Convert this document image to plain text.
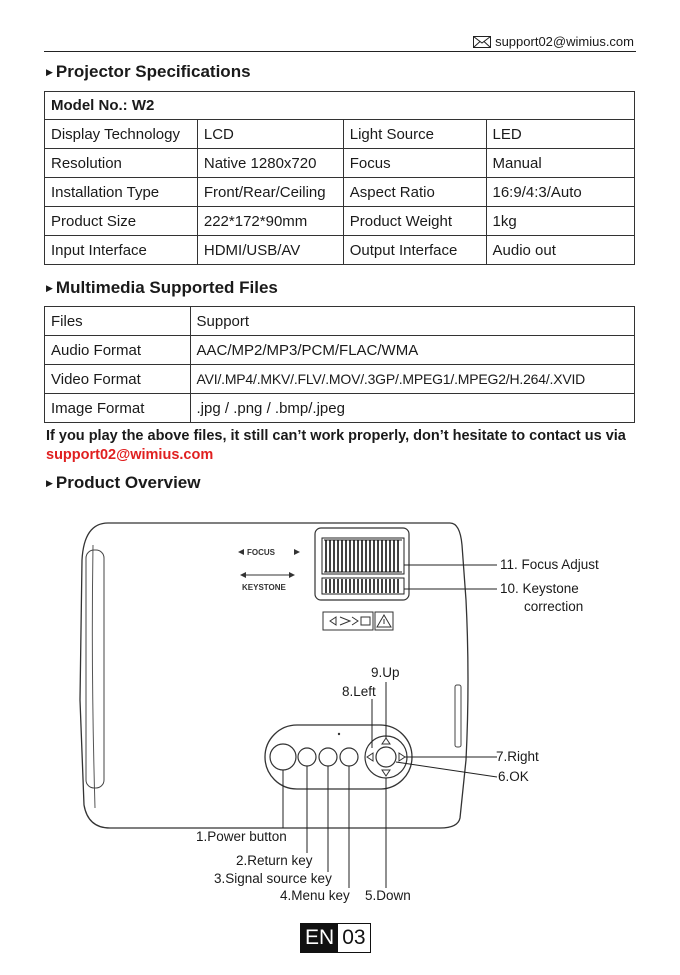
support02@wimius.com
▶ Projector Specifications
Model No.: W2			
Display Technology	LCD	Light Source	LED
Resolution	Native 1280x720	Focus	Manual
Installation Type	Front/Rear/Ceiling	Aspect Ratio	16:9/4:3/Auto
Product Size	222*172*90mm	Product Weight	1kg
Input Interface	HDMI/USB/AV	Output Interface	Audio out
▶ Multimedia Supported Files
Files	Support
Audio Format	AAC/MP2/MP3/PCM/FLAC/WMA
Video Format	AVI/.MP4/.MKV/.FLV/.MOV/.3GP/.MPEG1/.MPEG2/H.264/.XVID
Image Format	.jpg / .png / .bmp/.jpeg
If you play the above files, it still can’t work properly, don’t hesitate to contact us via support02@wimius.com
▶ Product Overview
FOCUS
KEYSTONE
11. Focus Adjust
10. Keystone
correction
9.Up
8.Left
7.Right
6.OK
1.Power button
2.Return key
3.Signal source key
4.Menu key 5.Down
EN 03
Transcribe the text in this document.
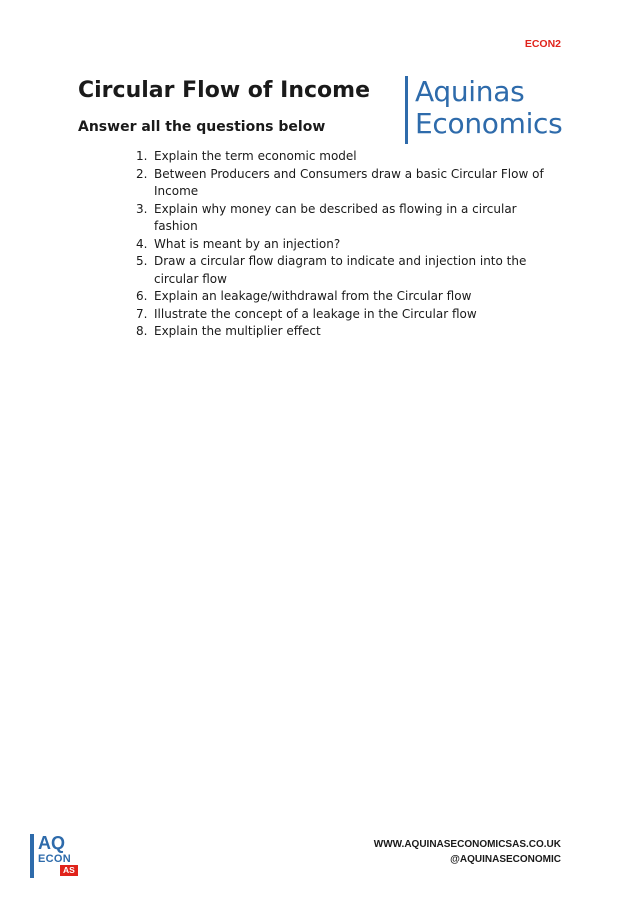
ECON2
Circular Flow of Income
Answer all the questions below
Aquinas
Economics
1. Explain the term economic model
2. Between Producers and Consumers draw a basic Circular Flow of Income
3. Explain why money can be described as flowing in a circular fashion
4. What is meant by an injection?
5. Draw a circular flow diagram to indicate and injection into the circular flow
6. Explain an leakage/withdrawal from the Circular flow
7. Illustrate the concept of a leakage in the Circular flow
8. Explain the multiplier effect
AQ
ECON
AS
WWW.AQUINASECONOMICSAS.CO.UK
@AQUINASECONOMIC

» EXERCISE TASK:
Repeat verbatim the lines from the one holding "Transcribe the text in this document." through the end of the listing above, both ends included, but not the pictures.

» TASK ANSWER:
Transcribe the text in this document.
ECON2
Circular Flow of Income
Answer all the questions below
Aquinas
Economics
1. Explain the term economic model
2. Between Producers and Consumers draw a basic Circular Flow of Income
3. Explain why money can be described as flowing in a circular fashion
4. What is meant by an injection?
5. Draw a circular flow diagram to indicate and injection into the circular flow
6. Explain an leakage/withdrawal from the Circular flow
7. Illustrate the concept of a leakage in the Circular flow
8. Explain the multiplier effect
AQ
ECON
AS
WWW.AQUINASECONOMICSAS.CO.UK
@AQUINASECONOMIC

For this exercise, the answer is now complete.